-- start --
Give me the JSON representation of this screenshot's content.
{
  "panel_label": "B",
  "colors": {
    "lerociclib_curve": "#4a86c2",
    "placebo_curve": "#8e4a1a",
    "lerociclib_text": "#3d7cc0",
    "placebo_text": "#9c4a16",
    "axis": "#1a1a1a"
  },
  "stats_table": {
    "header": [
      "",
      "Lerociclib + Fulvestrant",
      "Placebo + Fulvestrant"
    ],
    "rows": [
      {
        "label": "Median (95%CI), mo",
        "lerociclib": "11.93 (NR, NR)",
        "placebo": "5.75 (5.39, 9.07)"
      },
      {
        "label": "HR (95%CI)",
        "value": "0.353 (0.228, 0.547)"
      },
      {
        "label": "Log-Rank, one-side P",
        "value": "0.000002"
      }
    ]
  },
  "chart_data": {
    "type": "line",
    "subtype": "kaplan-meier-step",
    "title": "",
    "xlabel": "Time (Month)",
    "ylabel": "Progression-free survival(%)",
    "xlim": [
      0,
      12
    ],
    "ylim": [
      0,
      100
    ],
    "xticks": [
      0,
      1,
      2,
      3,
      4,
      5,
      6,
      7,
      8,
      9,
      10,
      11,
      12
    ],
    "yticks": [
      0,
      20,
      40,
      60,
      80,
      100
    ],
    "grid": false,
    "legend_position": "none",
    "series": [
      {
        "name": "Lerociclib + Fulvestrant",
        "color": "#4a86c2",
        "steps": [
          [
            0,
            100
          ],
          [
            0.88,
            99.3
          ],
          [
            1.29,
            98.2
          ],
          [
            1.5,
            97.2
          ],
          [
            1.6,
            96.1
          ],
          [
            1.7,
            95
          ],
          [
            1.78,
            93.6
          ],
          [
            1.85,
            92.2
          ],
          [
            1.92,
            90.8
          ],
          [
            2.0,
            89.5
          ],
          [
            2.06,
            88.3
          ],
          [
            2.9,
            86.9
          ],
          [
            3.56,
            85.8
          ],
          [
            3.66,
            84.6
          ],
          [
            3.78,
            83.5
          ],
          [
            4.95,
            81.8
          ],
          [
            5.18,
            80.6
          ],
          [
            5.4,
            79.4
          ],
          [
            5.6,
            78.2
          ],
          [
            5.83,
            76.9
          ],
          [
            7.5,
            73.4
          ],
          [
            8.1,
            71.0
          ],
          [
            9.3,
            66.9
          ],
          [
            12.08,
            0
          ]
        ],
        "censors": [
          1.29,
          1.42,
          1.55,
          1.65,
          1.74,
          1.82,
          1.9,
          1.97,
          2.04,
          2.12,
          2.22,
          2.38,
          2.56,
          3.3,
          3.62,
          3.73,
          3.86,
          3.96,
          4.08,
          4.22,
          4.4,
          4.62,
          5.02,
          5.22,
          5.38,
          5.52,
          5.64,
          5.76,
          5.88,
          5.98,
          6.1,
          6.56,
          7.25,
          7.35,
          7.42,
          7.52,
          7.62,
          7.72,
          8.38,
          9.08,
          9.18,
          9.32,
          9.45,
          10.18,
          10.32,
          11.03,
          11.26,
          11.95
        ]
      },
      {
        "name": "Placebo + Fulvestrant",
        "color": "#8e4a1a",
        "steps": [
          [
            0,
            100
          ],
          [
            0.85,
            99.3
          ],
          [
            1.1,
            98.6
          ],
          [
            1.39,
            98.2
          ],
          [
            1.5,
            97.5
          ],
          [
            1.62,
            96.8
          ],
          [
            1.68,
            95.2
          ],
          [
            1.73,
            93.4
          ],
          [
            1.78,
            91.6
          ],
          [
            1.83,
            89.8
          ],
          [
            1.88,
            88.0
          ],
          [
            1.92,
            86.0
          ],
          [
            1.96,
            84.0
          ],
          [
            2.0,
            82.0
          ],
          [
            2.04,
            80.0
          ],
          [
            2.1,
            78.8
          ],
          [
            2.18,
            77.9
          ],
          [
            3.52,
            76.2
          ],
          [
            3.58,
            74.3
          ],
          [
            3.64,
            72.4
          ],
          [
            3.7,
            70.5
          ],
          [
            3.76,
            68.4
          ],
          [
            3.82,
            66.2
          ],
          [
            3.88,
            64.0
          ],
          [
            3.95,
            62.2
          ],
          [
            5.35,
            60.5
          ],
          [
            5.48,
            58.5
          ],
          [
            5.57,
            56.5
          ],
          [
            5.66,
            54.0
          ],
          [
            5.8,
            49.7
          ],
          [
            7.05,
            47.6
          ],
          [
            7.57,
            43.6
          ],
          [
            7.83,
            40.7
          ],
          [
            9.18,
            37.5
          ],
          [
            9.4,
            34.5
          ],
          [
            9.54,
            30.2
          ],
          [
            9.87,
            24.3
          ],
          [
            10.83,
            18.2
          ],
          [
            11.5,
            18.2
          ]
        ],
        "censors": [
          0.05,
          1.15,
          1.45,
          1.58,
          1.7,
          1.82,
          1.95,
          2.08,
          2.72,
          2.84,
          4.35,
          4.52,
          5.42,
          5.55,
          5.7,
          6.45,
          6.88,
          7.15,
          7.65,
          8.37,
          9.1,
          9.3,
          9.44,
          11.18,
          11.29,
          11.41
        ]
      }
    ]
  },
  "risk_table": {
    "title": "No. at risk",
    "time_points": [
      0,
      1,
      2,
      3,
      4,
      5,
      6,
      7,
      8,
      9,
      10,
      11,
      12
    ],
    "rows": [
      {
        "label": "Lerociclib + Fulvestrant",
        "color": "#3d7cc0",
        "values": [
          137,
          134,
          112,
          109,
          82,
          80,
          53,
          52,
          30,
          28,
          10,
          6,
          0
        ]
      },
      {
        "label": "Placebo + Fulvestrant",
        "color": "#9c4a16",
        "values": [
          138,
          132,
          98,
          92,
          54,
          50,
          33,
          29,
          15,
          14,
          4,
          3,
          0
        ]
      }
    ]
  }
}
-- end --
# INSTRUCTION
Return the material exactly as it stands.

# SOLUTION BELOW
Give me the JSON representation of this screenshot's content.
{
  "panel_label": "B",
  "colors": {
    "lerociclib_curve": "#4a86c2",
    "placebo_curve": "#8e4a1a",
    "lerociclib_text": "#3d7cc0",
    "placebo_text": "#9c4a16",
    "axis": "#1a1a1a"
  },
  "stats_table": {
    "header": [
      "",
      "Lerociclib + Fulvestrant",
      "Placebo + Fulvestrant"
    ],
    "rows": [
      {
        "label": "Median (95%CI), mo",
        "lerociclib": "11.93 (NR, NR)",
        "placebo": "5.75 (5.39, 9.07)"
      },
      {
        "label": "HR (95%CI)",
        "value": "0.353 (0.228, 0.547)"
      },
      {
        "label": "Log-Rank, one-side P",
        "value": "0.000002"
      }
    ]
  },
  "chart_data": {
    "type": "line",
    "subtype": "kaplan-meier-step",
    "title": "",
    "xlabel": "Time (Month)",
    "ylabel": "Progression-free survival(%)",
    "xlim": [
      0,
      12
    ],
    "ylim": [
      0,
      100
    ],
    "xticks": [
      0,
      1,
      2,
      3,
      4,
      5,
      6,
      7,
      8,
      9,
      10,
      11,
      12
    ],
    "yticks": [
      0,
      20,
      40,
      60,
      80,
      100
    ],
    "grid": false,
    "legend_position": "none",
    "series": [
      {
        "name": "Lerociclib + Fulvestrant",
        "color": "#4a86c2",
        "steps": [
          [
            0,
            100
          ],
          [
            0.88,
            99.3
          ],
          [
            1.29,
            98.2
          ],
          [
            1.5,
            97.2
          ],
          [
            1.6,
            96.1
          ],
          [
            1.7,
            95
          ],
          [
            1.78,
            93.6
          ],
          [
            1.85,
            92.2
          ],
          [
            1.92,
            90.8
          ],
          [
            2.0,
            89.5
          ],
          [
            2.06,
            88.3
          ],
          [
            2.9,
            86.9
          ],
          [
            3.56,
            85.8
          ],
          [
            3.66,
            84.6
          ],
          [
            3.78,
            83.5
          ],
          [
            4.95,
            81.8
          ],
          [
            5.18,
            80.6
          ],
          [
            5.4,
            79.4
          ],
          [
            5.6,
            78.2
          ],
          [
            5.83,
            76.9
          ],
          [
            7.5,
            73.4
          ],
          [
            8.1,
            71.0
          ],
          [
            9.3,
            66.9
          ],
          [
            12.08,
            0
          ]
        ],
        "censors": [
          1.29,
          1.42,
          1.55,
          1.65,
          1.74,
          1.82,
          1.9,
          1.97,
          2.04,
          2.12,
          2.22,
          2.38,
          2.56,
          3.3,
          3.62,
          3.73,
          3.86,
          3.96,
          4.08,
          4.22,
          4.4,
          4.62,
          5.02,
          5.22,
          5.38,
          5.52,
          5.64,
          5.76,
          5.88,
          5.98,
          6.1,
          6.56,
          7.25,
          7.35,
          7.42,
          7.52,
          7.62,
          7.72,
          8.38,
          9.08,
          9.18,
          9.32,
          9.45,
          10.18,
          10.32,
          11.03,
          11.26,
          11.95
        ]
      },
      {
        "name": "Placebo + Fulvestrant",
        "color": "#8e4a1a",
        "steps": [
          [
            0,
            100
          ],
          [
            0.85,
            99.3
          ],
          [
            1.1,
            98.6
          ],
          [
            1.39,
            98.2
          ],
          [
            1.5,
            97.5
          ],
          [
            1.62,
            96.8
          ],
          [
            1.68,
            95.2
          ],
          [
            1.73,
            93.4
          ],
          [
            1.78,
            91.6
          ],
          [
            1.83,
            89.8
          ],
          [
            1.88,
            88.0
          ],
          [
            1.92,
            86.0
          ],
          [
            1.96,
            84.0
          ],
          [
            2.0,
            82.0
          ],
          [
            2.04,
            80.0
          ],
          [
            2.1,
            78.8
          ],
          [
            2.18,
            77.9
          ],
          [
            3.52,
            76.2
          ],
          [
            3.58,
            74.3
          ],
          [
            3.64,
            72.4
          ],
          [
            3.7,
            70.5
          ],
          [
            3.76,
            68.4
          ],
          [
            3.82,
            66.2
          ],
          [
            3.88,
            64.0
          ],
          [
            3.95,
            62.2
          ],
          [
            5.35,
            60.5
          ],
          [
            5.48,
            58.5
          ],
          [
            5.57,
            56.5
          ],
          [
            5.66,
            54.0
          ],
          [
            5.8,
            49.7
          ],
          [
            7.05,
            47.6
          ],
          [
            7.57,
            43.6
          ],
          [
            7.83,
            40.7
          ],
          [
            9.18,
            37.5
          ],
          [
            9.4,
            34.5
          ],
          [
            9.54,
            30.2
          ],
          [
            9.87,
            24.3
          ],
          [
            10.83,
            18.2
          ],
          [
            11.5,
            18.2
          ]
        ],
        "censors": [
          0.05,
          1.15,
          1.45,
          1.58,
          1.7,
          1.82,
          1.95,
          2.08,
          2.72,
          2.84,
          4.35,
          4.52,
          5.42,
          5.55,
          5.7,
          6.45,
          6.88,
          7.15,
          7.65,
          8.37,
          9.1,
          9.3,
          9.44,
          11.18,
          11.29,
          11.41
        ]
      }
    ]
  },
  "risk_table": {
    "title": "No. at risk",
    "time_points": [
      0,
      1,
      2,
      3,
      4,
      5,
      6,
      7,
      8,
      9,
      10,
      11,
      12
    ],
    "rows": [
      {
        "label": "Lerociclib + Fulvestrant",
        "color": "#3d7cc0",
        "values": [
          137,
          134,
          112,
          109,
          82,
          80,
          53,
          52,
          30,
          28,
          10,
          6,
          0
        ]
      },
      {
        "label": "Placebo + Fulvestrant",
        "color": "#9c4a16",
        "values": [
          138,
          132,
          98,
          92,
          54,
          50,
          33,
          29,
          15,
          14,
          4,
          3,
          0
        ]
      }
    ]
  }
}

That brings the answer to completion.